* **Kurze Übung**:
Wiederhole bitte sämtliche Zeilen des folgenden Materials Zeichen für Zeichen, lass dabei aber die Bilder weg.

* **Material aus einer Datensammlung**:
>>>

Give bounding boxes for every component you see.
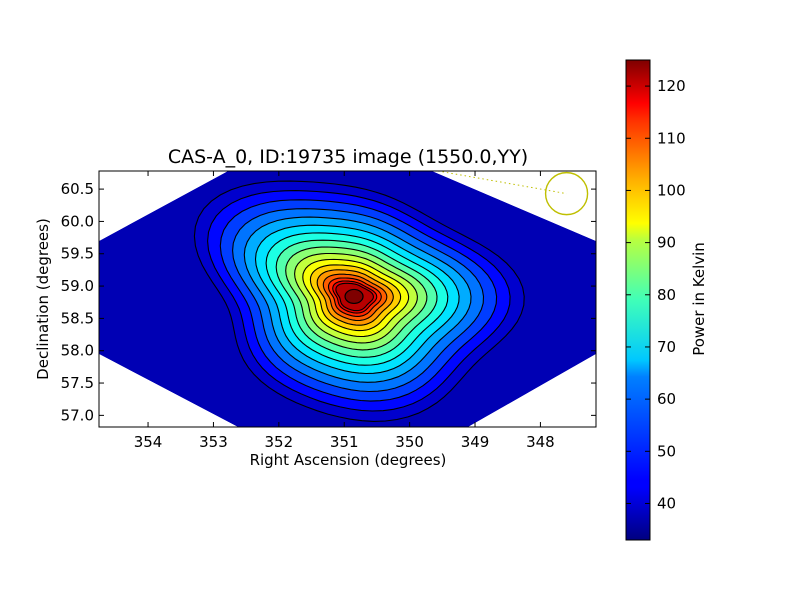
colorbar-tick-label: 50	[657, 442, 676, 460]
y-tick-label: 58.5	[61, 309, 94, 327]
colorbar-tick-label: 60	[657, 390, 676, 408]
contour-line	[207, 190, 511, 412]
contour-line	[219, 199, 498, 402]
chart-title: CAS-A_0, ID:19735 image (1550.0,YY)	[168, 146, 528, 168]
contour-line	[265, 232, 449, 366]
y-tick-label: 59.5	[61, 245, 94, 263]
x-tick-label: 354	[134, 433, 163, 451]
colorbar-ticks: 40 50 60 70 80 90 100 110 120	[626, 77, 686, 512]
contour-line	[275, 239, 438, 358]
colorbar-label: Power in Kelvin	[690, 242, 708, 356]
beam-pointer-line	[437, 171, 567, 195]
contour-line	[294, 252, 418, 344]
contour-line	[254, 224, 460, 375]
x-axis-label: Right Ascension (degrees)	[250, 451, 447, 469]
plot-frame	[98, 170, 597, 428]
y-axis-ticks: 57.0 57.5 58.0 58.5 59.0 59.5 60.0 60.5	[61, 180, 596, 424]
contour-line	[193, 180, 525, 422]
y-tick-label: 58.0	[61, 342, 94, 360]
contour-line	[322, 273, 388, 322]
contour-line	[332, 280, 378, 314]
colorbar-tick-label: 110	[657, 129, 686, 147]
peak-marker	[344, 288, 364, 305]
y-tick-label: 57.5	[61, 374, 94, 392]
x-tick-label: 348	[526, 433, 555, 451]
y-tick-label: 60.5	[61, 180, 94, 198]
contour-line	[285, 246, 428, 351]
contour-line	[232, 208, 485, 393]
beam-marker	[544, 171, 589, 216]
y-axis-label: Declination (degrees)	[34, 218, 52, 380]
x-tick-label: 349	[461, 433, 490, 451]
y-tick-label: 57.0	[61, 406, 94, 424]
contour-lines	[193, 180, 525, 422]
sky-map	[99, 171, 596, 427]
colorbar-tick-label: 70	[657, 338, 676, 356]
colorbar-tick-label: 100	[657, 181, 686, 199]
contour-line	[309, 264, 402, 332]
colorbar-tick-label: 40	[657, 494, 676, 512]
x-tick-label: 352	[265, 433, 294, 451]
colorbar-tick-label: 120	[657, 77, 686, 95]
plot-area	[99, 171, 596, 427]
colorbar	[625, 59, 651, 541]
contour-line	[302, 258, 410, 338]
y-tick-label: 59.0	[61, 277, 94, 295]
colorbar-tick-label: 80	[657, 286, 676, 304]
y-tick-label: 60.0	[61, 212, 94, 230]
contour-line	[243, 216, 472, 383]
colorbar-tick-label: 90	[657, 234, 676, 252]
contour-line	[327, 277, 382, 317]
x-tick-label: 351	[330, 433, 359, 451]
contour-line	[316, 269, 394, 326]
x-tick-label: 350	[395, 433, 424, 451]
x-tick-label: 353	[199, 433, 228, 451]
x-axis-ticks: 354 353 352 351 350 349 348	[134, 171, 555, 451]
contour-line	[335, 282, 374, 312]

<<<

* **Schriftliche Antwort**:
Give bounding boxes for every component you see.
colorbar-tick-label: 50	[657, 442, 676, 460]
y-tick-label: 58.5	[61, 309, 94, 327]
colorbar-tick-label: 60	[657, 390, 676, 408]
contour-line	[207, 190, 511, 412]
contour-line	[219, 199, 498, 402]
chart-title: CAS-A_0, ID:19735 image (1550.0,YY)	[168, 146, 528, 168]
contour-line	[265, 232, 449, 366]
y-tick-label: 59.5	[61, 245, 94, 263]
x-tick-label: 354	[134, 433, 163, 451]
colorbar-ticks: 40 50 60 70 80 90 100 110 120	[626, 77, 686, 512]
contour-line	[275, 239, 438, 358]
colorbar-label: Power in Kelvin	[690, 242, 708, 356]
beam-pointer-line	[437, 171, 567, 195]
contour-line	[294, 252, 418, 344]
contour-line	[254, 224, 460, 375]
x-axis-label: Right Ascension (degrees)	[250, 451, 447, 469]
plot-frame	[98, 170, 597, 428]
y-axis-ticks: 57.0 57.5 58.0 58.5 59.0 59.5 60.0 60.5	[61, 180, 596, 424]
contour-line	[193, 180, 525, 422]
y-tick-label: 58.0	[61, 342, 94, 360]
contour-line	[322, 273, 388, 322]
contour-line	[332, 280, 378, 314]
colorbar-tick-label: 110	[657, 129, 686, 147]
peak-marker	[344, 288, 364, 305]
y-tick-label: 57.5	[61, 374, 94, 392]
x-tick-label: 348	[526, 433, 555, 451]
y-tick-label: 60.5	[61, 180, 94, 198]
contour-line	[285, 246, 428, 351]
contour-line	[232, 208, 485, 393]
beam-marker	[544, 171, 589, 216]
y-axis-label: Declination (degrees)	[34, 218, 52, 380]
x-tick-label: 349	[461, 433, 490, 451]
y-tick-label: 57.0	[61, 406, 94, 424]
contour-lines	[193, 180, 525, 422]
sky-map	[99, 171, 596, 427]
colorbar-tick-label: 70	[657, 338, 676, 356]
colorbar-tick-label: 100	[657, 181, 686, 199]
contour-line	[309, 264, 402, 332]
colorbar-tick-label: 40	[657, 494, 676, 512]
x-tick-label: 352	[265, 433, 294, 451]
colorbar-tick-label: 120	[657, 77, 686, 95]
plot-area	[99, 171, 596, 427]
colorbar	[625, 59, 651, 541]
contour-line	[302, 258, 410, 338]
y-tick-label: 59.0	[61, 277, 94, 295]
colorbar-tick-label: 80	[657, 286, 676, 304]
y-tick-label: 60.0	[61, 212, 94, 230]
contour-line	[243, 216, 472, 383]
colorbar-tick-label: 90	[657, 234, 676, 252]
contour-line	[327, 277, 382, 317]
x-tick-label: 351	[330, 433, 359, 451]
contour-line	[316, 269, 394, 326]
x-tick-label: 350	[395, 433, 424, 451]
x-tick-label: 353	[199, 433, 228, 451]
x-axis-ticks: 354 353 352 351 350 349 348	[134, 171, 555, 451]
contour-line	[335, 282, 374, 312]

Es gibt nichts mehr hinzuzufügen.